**EXERCISE DETAILS**
Transcribe every item below line for line, changing nothing.

**SUPPLIED INFORMATION**
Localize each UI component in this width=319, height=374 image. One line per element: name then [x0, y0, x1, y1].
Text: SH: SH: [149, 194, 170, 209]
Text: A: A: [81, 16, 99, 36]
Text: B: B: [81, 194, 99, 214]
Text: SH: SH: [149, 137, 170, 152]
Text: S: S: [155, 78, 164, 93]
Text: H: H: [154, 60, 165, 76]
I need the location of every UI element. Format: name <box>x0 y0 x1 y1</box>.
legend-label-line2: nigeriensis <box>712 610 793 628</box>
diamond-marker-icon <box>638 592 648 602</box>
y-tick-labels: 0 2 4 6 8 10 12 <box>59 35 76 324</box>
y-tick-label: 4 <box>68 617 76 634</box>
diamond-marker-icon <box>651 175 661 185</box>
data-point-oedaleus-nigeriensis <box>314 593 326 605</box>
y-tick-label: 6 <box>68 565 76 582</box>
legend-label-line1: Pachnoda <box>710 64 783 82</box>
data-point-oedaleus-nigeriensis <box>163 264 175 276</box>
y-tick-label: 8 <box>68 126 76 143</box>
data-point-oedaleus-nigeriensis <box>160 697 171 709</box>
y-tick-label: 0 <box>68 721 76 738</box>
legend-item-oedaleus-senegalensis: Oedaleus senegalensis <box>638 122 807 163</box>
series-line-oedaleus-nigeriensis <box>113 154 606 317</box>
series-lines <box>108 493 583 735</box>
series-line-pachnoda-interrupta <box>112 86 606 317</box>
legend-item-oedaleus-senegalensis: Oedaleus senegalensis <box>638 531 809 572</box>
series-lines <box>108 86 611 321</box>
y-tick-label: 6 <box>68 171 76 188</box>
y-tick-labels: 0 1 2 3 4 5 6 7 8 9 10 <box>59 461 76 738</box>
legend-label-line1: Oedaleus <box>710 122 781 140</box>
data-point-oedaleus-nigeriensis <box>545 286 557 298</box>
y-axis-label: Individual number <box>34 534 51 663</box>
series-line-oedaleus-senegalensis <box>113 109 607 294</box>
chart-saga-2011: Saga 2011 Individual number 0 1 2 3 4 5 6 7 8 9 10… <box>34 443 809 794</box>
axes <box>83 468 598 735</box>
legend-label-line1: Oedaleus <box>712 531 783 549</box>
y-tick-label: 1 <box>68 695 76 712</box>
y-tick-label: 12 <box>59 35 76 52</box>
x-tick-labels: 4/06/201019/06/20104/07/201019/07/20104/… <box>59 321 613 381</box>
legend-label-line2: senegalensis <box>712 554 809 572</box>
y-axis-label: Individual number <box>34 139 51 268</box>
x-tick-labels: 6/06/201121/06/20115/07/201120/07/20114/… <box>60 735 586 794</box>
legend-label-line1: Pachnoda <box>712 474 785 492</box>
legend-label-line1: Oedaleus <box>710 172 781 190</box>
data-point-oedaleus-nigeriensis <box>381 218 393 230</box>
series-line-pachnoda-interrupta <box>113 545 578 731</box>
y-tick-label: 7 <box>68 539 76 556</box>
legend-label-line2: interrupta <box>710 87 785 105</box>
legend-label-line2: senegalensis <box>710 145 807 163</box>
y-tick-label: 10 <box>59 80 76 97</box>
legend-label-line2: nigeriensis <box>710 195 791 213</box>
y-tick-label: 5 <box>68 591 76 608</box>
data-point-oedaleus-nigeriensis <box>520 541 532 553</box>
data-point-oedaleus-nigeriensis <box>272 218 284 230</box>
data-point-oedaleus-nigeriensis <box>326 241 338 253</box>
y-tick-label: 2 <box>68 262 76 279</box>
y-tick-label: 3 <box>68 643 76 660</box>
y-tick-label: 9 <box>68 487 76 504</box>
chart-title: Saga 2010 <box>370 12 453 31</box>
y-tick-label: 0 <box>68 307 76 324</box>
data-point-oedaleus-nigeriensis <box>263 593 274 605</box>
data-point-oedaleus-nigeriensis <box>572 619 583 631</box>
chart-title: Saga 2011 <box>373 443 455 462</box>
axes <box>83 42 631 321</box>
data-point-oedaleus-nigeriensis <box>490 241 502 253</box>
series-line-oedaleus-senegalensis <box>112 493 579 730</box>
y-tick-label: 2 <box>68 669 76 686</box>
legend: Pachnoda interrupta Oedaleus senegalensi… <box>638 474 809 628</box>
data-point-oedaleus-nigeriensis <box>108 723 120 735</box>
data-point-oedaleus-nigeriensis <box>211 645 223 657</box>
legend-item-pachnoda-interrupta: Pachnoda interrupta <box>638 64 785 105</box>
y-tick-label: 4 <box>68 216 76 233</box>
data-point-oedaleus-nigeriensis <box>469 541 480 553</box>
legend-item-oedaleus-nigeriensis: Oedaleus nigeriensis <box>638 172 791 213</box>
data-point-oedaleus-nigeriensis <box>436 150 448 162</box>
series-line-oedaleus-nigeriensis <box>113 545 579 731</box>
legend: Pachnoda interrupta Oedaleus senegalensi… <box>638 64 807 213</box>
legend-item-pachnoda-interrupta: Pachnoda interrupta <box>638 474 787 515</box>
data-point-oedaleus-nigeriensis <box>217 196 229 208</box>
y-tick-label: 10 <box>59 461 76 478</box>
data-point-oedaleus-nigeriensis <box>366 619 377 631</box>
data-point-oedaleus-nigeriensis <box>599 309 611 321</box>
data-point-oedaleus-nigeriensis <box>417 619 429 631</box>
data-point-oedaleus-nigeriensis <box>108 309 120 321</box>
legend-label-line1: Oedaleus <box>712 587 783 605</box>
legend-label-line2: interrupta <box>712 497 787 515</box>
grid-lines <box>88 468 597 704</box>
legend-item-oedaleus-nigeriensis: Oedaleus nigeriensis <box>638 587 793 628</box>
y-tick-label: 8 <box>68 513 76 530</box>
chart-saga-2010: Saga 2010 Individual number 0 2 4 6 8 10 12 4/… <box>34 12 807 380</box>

**WRITTEN SOLUTION**
Localize each UI component in this width=319, height=374 image. One line per element: name then [x0, y0, x1, y1].
Text: SH: SH: [149, 194, 170, 209]
Text: A: A: [81, 16, 99, 36]
Text: B: B: [81, 194, 99, 214]
Text: SH: SH: [149, 137, 170, 152]
Text: S: S: [155, 78, 164, 93]
Text: H: H: [154, 60, 165, 76]
I need the location of every UI element. Format: name <box>x0 y0 x1 y1</box>.
legend-label-line2: nigeriensis <box>712 610 793 628</box>
diamond-marker-icon <box>638 592 648 602</box>
y-tick-labels: 0 2 4 6 8 10 12 <box>59 35 76 324</box>
y-tick-label: 4 <box>68 617 76 634</box>
diamond-marker-icon <box>651 175 661 185</box>
data-point-oedaleus-nigeriensis <box>314 593 326 605</box>
y-tick-label: 6 <box>68 565 76 582</box>
legend-label-line1: Pachnoda <box>710 64 783 82</box>
data-point-oedaleus-nigeriensis <box>163 264 175 276</box>
y-tick-label: 8 <box>68 126 76 143</box>
data-point-oedaleus-nigeriensis <box>160 697 171 709</box>
y-tick-label: 0 <box>68 721 76 738</box>
legend-item-oedaleus-senegalensis: Oedaleus senegalensis <box>638 122 807 163</box>
series-line-oedaleus-nigeriensis <box>113 154 606 317</box>
series-lines <box>108 493 583 735</box>
series-line-pachnoda-interrupta <box>112 86 606 317</box>
legend-item-oedaleus-senegalensis: Oedaleus senegalensis <box>638 531 809 572</box>
series-lines <box>108 86 611 321</box>
y-tick-label: 6 <box>68 171 76 188</box>
y-tick-labels: 0 1 2 3 4 5 6 7 8 9 10 <box>59 461 76 738</box>
legend-label-line1: Oedaleus <box>710 122 781 140</box>
data-point-oedaleus-nigeriensis <box>545 286 557 298</box>
y-axis-label: Individual number <box>34 534 51 663</box>
series-line-oedaleus-senegalensis <box>113 109 607 294</box>
chart-saga-2011: Saga 2011 Individual number 0 1 2 3 4 5 6 7 8 9 10… <box>34 443 809 794</box>
axes <box>83 468 598 735</box>
legend-label-line1: Oedaleus <box>712 531 783 549</box>
y-tick-label: 1 <box>68 695 76 712</box>
y-tick-label: 12 <box>59 35 76 52</box>
x-tick-labels: 4/06/201019/06/20104/07/201019/07/20104/… <box>59 321 613 381</box>
legend-label-line2: senegalensis <box>712 554 809 572</box>
y-axis-label: Individual number <box>34 139 51 268</box>
x-tick-labels: 6/06/201121/06/20115/07/201120/07/20114/… <box>60 735 586 794</box>
legend-label-line1: Pachnoda <box>712 474 785 492</box>
legend-label-line1: Oedaleus <box>710 172 781 190</box>
data-point-oedaleus-nigeriensis <box>381 218 393 230</box>
series-line-pachnoda-interrupta <box>113 545 578 731</box>
y-tick-label: 7 <box>68 539 76 556</box>
legend-label-line2: interrupta <box>710 87 785 105</box>
legend-label-line2: senegalensis <box>710 145 807 163</box>
y-tick-label: 10 <box>59 80 76 97</box>
legend-label-line2: nigeriensis <box>710 195 791 213</box>
y-tick-label: 5 <box>68 591 76 608</box>
data-point-oedaleus-nigeriensis <box>520 541 532 553</box>
data-point-oedaleus-nigeriensis <box>272 218 284 230</box>
data-point-oedaleus-nigeriensis <box>326 241 338 253</box>
y-tick-label: 2 <box>68 262 76 279</box>
y-tick-label: 3 <box>68 643 76 660</box>
y-tick-label: 9 <box>68 487 76 504</box>
chart-title: Saga 2010 <box>370 12 453 31</box>
y-tick-label: 0 <box>68 307 76 324</box>
data-point-oedaleus-nigeriensis <box>263 593 274 605</box>
data-point-oedaleus-nigeriensis <box>572 619 583 631</box>
chart-title: Saga 2011 <box>373 443 455 462</box>
axes <box>83 42 631 321</box>
data-point-oedaleus-nigeriensis <box>490 241 502 253</box>
series-line-oedaleus-senegalensis <box>112 493 579 730</box>
y-tick-label: 2 <box>68 669 76 686</box>
legend: Pachnoda interrupta Oedaleus senegalensi… <box>638 474 809 628</box>
data-point-oedaleus-nigeriensis <box>108 723 120 735</box>
data-point-oedaleus-nigeriensis <box>211 645 223 657</box>
legend-item-pachnoda-interrupta: Pachnoda interrupta <box>638 64 785 105</box>
y-tick-label: 4 <box>68 216 76 233</box>
data-point-oedaleus-nigeriensis <box>469 541 480 553</box>
legend-item-oedaleus-nigeriensis: Oedaleus nigeriensis <box>638 172 791 213</box>
data-point-oedaleus-nigeriensis <box>436 150 448 162</box>
series-line-oedaleus-nigeriensis <box>113 545 579 731</box>
legend: Pachnoda interrupta Oedaleus senegalensi… <box>638 64 807 213</box>
legend-item-pachnoda-interrupta: Pachnoda interrupta <box>638 474 787 515</box>
data-point-oedaleus-nigeriensis <box>217 196 229 208</box>
y-tick-label: 10 <box>59 461 76 478</box>
data-point-oedaleus-nigeriensis <box>366 619 377 631</box>
data-point-oedaleus-nigeriensis <box>599 309 611 321</box>
data-point-oedaleus-nigeriensis <box>417 619 429 631</box>
data-point-oedaleus-nigeriensis <box>108 309 120 321</box>
legend-label-line1: Oedaleus <box>712 587 783 605</box>
legend-label-line2: interrupta <box>712 497 787 515</box>
grid-lines <box>88 468 597 704</box>
legend-item-oedaleus-nigeriensis: Oedaleus nigeriensis <box>638 587 793 628</box>
y-tick-label: 8 <box>68 513 76 530</box>
chart-saga-2010: Saga 2010 Individual number 0 2 4 6 8 10 12 4/… <box>34 12 807 380</box>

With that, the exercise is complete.